* MATERIAL PROVIDED
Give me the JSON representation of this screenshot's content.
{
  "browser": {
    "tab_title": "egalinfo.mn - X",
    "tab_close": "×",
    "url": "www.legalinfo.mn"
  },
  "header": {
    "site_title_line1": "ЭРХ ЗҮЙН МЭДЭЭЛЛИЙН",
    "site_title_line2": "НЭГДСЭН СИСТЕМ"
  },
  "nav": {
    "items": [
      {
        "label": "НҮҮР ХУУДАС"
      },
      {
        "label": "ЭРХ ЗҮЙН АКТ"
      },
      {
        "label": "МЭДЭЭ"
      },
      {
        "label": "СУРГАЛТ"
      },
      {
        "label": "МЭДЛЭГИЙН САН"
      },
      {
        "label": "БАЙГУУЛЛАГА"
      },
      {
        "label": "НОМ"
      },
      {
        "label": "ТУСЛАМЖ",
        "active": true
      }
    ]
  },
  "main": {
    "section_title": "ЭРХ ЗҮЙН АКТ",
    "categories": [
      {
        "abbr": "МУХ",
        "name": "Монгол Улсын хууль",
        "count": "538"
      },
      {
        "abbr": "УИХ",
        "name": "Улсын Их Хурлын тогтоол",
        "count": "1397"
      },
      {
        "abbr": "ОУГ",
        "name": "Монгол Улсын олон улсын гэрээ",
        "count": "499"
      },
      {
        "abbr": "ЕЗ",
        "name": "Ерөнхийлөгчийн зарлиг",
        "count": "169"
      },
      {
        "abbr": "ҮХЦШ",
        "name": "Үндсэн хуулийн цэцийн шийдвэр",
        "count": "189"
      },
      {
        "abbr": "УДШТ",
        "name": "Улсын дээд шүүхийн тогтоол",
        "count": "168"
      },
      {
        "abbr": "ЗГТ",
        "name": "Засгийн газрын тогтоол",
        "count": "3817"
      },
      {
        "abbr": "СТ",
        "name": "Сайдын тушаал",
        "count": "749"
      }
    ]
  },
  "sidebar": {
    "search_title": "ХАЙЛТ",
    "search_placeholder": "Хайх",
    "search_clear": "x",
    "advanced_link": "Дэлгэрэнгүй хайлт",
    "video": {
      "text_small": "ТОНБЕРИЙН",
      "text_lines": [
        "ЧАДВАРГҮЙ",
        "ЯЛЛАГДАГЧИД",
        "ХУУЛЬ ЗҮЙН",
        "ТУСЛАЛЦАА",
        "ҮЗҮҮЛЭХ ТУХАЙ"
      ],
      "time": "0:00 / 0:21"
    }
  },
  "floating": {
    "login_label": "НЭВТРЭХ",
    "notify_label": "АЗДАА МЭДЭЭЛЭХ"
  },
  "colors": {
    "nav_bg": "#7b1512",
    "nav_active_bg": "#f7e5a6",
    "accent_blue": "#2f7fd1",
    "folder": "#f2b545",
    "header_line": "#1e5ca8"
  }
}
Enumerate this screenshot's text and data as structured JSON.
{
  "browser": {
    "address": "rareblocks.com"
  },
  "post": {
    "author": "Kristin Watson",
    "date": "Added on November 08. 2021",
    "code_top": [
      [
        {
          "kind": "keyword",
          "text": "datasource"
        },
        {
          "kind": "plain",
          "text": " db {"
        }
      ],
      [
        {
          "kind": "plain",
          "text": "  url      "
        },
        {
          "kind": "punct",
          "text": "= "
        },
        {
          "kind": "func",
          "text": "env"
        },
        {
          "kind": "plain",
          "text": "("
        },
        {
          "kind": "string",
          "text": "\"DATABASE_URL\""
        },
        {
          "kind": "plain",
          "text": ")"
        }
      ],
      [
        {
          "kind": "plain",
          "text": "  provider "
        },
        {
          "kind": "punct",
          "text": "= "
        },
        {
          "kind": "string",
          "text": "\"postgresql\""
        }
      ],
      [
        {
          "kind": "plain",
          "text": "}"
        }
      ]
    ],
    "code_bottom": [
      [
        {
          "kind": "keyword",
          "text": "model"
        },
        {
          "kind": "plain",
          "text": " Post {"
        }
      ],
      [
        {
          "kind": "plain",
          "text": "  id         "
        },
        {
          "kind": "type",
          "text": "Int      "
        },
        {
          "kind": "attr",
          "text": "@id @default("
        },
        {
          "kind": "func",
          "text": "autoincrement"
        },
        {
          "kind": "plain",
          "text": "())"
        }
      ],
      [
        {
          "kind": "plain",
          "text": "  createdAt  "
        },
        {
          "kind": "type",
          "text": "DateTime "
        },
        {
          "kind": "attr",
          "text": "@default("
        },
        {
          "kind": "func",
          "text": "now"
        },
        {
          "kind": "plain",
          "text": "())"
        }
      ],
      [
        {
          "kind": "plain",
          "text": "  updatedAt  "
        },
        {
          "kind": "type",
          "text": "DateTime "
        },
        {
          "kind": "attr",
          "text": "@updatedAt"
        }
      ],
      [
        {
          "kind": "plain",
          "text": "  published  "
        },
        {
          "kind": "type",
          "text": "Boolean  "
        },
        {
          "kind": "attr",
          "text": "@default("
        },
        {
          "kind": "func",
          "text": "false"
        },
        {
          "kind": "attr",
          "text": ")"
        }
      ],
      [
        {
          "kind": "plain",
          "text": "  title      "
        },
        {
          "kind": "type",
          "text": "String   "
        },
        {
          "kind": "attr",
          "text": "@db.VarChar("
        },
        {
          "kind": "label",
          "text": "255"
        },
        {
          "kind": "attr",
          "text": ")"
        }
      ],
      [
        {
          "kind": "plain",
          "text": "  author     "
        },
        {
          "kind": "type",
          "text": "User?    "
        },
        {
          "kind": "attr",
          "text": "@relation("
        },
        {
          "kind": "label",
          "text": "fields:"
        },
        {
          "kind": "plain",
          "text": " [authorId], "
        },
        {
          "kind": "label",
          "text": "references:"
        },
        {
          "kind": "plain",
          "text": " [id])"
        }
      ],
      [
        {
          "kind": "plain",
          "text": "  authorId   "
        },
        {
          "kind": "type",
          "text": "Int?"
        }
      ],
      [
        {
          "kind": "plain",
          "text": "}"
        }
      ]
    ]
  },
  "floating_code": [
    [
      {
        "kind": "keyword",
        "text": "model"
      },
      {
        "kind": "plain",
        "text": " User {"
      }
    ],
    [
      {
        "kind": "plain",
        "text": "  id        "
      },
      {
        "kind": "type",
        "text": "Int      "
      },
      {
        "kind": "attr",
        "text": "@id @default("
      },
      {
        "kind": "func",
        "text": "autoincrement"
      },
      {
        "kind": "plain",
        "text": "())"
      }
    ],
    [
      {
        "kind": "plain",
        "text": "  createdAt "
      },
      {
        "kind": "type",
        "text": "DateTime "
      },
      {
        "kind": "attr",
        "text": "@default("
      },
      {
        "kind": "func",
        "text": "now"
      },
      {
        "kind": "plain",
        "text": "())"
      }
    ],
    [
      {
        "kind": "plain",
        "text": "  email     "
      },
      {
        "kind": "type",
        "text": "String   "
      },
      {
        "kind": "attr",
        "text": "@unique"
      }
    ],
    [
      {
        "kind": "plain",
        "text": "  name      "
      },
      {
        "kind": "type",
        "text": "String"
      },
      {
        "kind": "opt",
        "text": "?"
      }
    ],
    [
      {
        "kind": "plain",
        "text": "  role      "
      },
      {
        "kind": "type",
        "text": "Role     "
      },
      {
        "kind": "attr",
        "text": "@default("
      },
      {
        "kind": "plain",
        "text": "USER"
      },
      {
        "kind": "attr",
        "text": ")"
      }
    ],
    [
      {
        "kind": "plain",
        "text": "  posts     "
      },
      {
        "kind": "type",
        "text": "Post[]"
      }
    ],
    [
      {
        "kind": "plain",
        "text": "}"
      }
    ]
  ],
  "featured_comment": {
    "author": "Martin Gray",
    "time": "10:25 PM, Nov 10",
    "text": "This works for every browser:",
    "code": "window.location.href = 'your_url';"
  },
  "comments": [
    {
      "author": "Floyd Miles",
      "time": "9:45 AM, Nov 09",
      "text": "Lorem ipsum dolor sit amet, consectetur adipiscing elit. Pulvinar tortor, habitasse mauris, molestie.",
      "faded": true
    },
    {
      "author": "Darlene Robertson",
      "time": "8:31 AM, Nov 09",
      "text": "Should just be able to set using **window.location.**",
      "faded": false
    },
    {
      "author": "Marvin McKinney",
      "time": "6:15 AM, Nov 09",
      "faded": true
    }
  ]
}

* YOUR TASK
How many lines of the listing include the string "autoincrement"? Answer with the number alone.

* CORRECT ANSWER
2